• GOAL:
Extract each line bearing the word "page".

• GIVEN RECORDS:
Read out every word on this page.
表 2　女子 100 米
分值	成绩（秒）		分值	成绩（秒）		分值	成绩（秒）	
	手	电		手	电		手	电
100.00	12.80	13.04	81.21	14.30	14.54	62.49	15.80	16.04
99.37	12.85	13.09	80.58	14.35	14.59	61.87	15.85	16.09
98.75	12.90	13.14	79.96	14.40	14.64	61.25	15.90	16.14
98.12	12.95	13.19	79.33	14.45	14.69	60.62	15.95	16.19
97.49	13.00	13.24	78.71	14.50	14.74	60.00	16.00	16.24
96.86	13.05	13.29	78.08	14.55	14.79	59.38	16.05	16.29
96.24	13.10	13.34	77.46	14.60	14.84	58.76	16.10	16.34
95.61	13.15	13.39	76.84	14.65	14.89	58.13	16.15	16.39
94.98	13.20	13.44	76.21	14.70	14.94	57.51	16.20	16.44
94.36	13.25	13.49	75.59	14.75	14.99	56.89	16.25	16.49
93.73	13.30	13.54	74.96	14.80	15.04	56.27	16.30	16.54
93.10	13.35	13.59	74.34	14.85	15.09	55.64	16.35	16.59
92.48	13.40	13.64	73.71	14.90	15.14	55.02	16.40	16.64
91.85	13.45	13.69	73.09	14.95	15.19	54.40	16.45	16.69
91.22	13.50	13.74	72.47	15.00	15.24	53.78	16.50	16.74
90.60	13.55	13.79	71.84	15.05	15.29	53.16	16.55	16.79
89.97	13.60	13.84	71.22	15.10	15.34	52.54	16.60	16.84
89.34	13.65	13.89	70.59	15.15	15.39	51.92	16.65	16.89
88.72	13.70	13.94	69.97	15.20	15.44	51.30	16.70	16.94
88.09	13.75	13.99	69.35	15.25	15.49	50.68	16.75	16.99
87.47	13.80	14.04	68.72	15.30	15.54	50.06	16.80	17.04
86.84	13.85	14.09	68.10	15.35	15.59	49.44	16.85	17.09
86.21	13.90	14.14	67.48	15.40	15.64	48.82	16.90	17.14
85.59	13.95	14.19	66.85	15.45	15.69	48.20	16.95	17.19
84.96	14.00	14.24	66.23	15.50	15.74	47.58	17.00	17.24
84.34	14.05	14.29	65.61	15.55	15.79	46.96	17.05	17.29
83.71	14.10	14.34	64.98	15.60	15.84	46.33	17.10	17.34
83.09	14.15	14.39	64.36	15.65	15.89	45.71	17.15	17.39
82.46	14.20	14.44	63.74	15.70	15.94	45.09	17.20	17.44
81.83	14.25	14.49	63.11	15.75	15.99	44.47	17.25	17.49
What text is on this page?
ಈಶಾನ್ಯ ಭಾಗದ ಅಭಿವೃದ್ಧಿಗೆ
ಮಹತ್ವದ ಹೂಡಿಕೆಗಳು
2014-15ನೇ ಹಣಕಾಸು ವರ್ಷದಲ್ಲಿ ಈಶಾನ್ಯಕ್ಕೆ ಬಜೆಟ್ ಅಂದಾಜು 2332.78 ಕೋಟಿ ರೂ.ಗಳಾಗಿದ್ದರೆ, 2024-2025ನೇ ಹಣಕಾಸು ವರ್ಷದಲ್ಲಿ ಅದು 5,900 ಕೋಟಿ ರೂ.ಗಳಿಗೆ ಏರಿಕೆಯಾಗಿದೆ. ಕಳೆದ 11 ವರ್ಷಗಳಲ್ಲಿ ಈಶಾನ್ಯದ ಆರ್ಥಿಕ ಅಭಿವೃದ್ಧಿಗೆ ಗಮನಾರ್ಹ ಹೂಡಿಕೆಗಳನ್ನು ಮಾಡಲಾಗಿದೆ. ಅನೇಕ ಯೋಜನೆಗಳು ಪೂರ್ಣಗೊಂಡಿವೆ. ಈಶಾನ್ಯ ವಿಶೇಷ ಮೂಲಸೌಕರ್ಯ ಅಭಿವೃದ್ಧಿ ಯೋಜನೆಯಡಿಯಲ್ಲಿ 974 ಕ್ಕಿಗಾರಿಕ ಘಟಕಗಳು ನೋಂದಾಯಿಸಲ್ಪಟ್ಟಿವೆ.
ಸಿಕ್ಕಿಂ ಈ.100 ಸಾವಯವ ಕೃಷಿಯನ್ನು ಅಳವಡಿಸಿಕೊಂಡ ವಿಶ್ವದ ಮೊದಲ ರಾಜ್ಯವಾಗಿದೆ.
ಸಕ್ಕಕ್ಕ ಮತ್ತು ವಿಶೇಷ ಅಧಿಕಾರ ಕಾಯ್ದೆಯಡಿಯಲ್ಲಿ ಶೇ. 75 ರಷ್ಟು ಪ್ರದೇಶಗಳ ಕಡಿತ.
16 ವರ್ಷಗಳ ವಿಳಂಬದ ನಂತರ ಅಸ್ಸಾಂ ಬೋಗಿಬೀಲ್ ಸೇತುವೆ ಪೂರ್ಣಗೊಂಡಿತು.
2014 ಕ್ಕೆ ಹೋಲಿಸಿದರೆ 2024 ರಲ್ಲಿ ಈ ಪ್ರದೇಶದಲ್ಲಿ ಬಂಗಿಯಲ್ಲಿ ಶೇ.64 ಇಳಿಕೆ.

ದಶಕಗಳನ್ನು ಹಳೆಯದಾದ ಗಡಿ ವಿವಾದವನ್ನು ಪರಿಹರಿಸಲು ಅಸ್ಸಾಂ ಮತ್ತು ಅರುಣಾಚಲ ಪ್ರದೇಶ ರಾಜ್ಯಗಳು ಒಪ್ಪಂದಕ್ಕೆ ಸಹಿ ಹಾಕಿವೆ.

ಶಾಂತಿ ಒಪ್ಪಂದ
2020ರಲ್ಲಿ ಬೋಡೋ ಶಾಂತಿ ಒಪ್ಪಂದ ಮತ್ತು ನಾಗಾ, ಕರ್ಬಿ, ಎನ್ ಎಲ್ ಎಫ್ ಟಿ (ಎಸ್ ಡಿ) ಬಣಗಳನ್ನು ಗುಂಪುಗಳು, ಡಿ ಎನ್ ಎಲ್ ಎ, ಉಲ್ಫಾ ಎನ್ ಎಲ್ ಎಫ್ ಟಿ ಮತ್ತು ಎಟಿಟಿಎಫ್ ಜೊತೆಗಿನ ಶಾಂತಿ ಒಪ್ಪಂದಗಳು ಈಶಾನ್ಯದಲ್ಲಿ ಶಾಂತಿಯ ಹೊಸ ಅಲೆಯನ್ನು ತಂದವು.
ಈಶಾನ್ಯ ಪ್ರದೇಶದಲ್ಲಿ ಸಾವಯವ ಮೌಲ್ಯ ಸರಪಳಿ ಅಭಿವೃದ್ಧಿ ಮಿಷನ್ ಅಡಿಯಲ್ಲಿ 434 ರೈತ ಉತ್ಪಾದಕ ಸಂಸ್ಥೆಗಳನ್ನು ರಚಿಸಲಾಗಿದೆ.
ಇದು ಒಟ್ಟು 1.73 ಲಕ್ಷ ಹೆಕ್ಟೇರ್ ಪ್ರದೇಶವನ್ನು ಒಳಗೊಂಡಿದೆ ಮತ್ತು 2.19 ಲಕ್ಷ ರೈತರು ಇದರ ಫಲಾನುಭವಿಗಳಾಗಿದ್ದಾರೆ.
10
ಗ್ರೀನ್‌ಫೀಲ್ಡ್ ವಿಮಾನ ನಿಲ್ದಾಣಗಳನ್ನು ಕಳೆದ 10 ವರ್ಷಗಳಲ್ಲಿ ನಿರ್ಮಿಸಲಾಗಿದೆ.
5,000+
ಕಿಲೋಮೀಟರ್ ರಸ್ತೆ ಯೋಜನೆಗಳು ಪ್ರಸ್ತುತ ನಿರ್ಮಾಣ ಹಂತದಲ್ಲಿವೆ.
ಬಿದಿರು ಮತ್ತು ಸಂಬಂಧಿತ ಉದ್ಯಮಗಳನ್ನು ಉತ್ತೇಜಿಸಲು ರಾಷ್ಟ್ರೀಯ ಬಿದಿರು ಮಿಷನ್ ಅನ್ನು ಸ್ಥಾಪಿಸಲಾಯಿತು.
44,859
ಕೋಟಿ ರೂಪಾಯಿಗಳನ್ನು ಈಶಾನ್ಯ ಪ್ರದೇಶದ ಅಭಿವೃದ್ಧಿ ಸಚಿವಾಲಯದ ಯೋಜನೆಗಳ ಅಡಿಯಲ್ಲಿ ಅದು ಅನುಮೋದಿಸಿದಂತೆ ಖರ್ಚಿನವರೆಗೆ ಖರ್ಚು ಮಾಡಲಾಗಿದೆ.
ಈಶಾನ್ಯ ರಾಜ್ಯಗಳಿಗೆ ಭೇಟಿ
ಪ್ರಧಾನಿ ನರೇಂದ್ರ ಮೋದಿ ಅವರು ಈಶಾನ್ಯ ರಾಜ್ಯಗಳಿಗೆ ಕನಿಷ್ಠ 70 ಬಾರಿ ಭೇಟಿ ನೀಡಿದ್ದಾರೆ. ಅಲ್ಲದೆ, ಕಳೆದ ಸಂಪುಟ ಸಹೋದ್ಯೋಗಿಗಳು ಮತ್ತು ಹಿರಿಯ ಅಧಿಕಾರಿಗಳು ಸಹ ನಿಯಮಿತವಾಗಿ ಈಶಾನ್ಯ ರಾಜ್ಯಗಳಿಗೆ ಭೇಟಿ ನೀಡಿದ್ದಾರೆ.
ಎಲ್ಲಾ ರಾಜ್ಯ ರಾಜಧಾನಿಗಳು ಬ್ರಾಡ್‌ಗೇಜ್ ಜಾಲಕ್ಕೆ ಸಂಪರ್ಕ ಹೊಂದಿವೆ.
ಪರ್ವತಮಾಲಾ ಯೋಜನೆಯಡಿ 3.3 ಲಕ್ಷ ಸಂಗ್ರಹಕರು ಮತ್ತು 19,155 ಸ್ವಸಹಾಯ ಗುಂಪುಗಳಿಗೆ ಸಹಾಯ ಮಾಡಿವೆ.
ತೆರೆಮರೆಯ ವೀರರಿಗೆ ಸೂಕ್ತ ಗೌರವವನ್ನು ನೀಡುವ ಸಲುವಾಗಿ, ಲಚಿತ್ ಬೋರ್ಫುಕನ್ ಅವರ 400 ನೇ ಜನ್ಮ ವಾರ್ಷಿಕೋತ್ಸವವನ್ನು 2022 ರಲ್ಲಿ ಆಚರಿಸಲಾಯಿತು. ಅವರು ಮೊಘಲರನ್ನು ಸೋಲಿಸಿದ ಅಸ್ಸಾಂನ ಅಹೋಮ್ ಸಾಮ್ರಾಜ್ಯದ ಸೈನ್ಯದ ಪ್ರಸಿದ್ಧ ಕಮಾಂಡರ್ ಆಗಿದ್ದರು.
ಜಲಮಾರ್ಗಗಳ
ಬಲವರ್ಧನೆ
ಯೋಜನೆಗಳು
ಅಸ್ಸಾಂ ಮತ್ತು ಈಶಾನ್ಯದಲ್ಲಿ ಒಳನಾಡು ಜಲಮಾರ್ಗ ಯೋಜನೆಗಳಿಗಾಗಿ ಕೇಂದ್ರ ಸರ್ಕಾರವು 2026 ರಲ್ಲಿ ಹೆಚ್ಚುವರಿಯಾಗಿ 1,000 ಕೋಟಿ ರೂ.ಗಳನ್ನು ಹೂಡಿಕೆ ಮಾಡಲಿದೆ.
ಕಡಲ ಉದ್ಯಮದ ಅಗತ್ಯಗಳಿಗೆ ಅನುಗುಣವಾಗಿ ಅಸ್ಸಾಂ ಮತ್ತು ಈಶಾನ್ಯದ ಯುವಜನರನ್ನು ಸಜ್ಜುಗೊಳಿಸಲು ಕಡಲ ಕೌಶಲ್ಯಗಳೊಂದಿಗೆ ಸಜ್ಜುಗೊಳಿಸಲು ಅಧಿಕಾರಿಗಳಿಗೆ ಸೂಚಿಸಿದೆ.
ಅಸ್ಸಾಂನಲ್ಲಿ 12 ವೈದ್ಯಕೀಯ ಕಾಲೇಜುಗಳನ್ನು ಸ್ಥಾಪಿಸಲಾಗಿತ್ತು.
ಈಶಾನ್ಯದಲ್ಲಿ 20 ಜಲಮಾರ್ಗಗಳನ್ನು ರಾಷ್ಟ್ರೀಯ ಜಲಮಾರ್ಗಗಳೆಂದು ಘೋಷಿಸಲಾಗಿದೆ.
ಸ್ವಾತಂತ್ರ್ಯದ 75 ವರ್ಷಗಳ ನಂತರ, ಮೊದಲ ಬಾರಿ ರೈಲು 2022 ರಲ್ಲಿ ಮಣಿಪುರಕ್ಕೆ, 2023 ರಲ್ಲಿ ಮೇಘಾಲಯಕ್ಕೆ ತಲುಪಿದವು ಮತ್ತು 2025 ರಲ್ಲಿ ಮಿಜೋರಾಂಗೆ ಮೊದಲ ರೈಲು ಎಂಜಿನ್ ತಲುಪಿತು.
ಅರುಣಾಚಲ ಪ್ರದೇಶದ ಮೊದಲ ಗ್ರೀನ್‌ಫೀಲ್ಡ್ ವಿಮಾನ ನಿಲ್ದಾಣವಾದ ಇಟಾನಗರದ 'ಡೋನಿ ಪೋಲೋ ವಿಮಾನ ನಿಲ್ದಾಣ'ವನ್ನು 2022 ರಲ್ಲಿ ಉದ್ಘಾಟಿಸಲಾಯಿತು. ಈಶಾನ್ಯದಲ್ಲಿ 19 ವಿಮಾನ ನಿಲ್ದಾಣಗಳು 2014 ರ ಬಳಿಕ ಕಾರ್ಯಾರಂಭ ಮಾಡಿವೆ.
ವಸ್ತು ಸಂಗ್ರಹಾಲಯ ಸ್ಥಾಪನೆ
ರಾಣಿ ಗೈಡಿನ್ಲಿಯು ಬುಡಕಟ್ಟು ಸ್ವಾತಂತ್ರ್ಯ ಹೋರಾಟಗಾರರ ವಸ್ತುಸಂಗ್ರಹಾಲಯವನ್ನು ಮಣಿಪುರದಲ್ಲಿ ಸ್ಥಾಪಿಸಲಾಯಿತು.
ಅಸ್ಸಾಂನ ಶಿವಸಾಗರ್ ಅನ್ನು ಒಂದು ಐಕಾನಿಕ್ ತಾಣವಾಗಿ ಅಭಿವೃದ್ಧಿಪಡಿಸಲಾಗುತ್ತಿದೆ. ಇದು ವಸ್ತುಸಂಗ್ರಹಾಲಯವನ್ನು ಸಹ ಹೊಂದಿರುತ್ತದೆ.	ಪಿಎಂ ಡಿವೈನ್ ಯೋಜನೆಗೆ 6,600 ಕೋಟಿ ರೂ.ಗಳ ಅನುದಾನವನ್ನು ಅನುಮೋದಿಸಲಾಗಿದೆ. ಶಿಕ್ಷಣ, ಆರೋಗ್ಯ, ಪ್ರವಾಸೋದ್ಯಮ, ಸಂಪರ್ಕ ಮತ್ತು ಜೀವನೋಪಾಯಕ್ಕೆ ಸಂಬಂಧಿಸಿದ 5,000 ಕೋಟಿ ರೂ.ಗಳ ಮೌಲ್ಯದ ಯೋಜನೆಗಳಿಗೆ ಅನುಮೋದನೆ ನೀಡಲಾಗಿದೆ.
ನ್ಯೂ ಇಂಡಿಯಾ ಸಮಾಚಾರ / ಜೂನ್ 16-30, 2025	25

• ANSWER FOR THE TASK:
Read out every word on this page.
What text is on this page?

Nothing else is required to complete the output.